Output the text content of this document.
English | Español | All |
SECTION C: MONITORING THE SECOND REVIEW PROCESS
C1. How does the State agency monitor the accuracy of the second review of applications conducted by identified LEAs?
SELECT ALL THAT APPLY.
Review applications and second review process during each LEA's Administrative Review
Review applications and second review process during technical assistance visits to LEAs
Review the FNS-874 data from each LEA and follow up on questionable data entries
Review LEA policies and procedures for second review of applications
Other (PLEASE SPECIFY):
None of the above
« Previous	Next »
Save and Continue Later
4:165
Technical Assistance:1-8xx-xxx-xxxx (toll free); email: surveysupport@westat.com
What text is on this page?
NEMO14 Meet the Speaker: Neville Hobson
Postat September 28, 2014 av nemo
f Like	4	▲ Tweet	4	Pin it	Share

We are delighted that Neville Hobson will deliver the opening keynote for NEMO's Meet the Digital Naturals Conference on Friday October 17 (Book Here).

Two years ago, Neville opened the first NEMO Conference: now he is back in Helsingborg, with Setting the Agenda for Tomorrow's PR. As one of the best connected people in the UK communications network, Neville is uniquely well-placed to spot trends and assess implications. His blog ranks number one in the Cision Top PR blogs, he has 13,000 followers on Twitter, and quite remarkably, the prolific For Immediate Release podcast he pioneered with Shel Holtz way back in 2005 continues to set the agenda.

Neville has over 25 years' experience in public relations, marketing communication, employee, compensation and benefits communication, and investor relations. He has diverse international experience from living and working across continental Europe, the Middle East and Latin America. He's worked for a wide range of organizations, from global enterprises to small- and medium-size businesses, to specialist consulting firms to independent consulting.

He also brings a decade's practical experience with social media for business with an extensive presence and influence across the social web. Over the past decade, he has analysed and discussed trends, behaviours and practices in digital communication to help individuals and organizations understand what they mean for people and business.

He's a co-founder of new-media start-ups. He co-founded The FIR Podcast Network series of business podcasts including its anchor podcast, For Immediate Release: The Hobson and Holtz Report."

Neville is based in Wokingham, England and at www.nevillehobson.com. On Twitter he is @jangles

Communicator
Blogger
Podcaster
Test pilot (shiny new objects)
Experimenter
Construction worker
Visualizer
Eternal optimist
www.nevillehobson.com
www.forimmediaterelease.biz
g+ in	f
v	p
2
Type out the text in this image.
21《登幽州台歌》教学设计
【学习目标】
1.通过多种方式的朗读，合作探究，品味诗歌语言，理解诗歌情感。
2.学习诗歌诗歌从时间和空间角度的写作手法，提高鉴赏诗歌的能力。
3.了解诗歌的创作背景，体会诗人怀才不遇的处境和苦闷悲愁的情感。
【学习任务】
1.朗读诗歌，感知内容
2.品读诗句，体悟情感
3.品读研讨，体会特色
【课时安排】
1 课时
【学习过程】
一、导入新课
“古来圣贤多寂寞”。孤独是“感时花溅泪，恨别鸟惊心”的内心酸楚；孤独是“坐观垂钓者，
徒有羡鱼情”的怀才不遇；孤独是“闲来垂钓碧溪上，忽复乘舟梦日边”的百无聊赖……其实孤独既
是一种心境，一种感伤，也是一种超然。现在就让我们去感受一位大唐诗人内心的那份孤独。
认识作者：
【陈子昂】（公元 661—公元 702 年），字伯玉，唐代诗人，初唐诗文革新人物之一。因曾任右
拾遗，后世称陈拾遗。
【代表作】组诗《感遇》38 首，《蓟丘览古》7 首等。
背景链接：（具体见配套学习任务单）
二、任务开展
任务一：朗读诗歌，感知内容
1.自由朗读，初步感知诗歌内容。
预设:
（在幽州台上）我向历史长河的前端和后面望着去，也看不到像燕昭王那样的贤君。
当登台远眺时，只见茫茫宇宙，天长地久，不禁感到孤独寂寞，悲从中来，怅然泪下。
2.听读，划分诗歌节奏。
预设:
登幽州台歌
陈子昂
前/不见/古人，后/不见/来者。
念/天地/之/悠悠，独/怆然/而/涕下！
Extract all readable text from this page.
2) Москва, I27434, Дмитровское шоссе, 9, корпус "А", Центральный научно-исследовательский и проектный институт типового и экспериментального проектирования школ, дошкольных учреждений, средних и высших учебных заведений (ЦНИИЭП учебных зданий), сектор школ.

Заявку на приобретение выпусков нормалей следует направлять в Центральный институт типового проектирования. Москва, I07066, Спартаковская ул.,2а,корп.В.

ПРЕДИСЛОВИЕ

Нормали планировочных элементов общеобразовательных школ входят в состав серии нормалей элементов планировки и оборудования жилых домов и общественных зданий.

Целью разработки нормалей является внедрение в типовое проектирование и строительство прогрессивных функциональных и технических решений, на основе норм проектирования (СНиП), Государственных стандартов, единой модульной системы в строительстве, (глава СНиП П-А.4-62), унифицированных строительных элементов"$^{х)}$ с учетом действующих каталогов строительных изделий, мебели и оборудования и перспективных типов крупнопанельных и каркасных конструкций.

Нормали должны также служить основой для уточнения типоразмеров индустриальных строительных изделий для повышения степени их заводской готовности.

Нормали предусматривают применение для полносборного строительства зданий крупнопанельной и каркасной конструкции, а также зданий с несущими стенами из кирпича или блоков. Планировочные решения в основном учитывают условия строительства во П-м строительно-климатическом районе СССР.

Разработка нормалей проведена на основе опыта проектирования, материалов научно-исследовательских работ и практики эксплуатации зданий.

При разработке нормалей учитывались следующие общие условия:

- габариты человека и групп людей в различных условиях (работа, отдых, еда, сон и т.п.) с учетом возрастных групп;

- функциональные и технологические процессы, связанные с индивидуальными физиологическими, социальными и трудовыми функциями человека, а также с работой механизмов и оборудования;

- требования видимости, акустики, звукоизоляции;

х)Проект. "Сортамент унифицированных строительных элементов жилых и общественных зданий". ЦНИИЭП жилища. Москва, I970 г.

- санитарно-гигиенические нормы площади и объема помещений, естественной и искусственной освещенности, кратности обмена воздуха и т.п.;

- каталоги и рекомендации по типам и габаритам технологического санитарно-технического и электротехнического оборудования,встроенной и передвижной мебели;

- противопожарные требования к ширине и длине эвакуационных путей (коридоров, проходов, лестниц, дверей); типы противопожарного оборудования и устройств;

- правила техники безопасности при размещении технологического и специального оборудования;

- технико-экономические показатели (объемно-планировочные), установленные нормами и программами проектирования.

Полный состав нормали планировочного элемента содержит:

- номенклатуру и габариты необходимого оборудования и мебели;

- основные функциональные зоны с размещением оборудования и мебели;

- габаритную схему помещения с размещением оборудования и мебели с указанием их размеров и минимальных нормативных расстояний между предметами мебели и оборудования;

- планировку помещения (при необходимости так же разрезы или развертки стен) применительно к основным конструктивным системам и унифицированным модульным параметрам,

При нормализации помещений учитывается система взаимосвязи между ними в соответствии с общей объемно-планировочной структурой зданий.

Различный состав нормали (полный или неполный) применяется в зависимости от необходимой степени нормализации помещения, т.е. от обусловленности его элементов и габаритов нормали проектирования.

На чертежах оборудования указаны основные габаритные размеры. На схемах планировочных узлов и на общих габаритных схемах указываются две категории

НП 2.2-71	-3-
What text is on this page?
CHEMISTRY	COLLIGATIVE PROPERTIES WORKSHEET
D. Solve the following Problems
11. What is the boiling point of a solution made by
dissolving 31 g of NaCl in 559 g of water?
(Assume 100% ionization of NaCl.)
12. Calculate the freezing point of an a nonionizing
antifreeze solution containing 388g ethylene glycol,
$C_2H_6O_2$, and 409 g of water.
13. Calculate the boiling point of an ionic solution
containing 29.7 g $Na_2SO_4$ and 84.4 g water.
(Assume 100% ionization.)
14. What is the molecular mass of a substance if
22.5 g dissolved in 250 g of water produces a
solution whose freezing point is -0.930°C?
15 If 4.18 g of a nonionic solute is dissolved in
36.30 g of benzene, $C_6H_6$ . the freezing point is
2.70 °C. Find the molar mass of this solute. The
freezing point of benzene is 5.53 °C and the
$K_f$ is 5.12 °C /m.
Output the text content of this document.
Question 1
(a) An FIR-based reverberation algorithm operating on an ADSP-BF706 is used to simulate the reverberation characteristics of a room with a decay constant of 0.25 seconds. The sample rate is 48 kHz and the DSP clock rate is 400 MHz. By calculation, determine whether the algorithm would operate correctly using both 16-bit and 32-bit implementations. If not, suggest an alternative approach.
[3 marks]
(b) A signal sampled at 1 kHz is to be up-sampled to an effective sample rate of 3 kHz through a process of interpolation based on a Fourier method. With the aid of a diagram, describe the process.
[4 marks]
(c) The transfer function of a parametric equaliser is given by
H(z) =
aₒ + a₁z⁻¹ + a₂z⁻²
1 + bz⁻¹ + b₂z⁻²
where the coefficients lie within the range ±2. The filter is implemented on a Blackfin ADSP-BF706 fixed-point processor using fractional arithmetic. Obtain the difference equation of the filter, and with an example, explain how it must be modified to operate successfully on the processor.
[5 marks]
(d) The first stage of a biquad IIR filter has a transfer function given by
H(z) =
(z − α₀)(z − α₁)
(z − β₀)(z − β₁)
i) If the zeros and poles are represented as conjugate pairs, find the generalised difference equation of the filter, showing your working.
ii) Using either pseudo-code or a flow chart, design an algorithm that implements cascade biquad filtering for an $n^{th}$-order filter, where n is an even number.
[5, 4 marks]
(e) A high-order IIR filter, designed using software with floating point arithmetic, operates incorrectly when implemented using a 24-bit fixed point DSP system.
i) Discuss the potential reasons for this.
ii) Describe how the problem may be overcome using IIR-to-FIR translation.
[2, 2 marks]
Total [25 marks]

------

_THE REQUEST_
Select the lines that carry the string "experience" and copy them.

_TASK OUTPUT_
Neville has over 25 years' experience in public relations, marketing communication, employee, compensation and benefits communication, and investor relations. He has diverse international experience from living and working across continental Europe, the Middle East and Latin America. He's worked for a wide range of organizations, from global enterprises to small- and medium-size businesses, to specialist consulting firms to independent consulting.
He also brings a decade's practical experience with social media for business with an extensive presence and influence across the social web. Over the past decade, he has analysed and discussed trends, behaviours and practices in digital communication to help individuals and organizations understand what they mean for people and business.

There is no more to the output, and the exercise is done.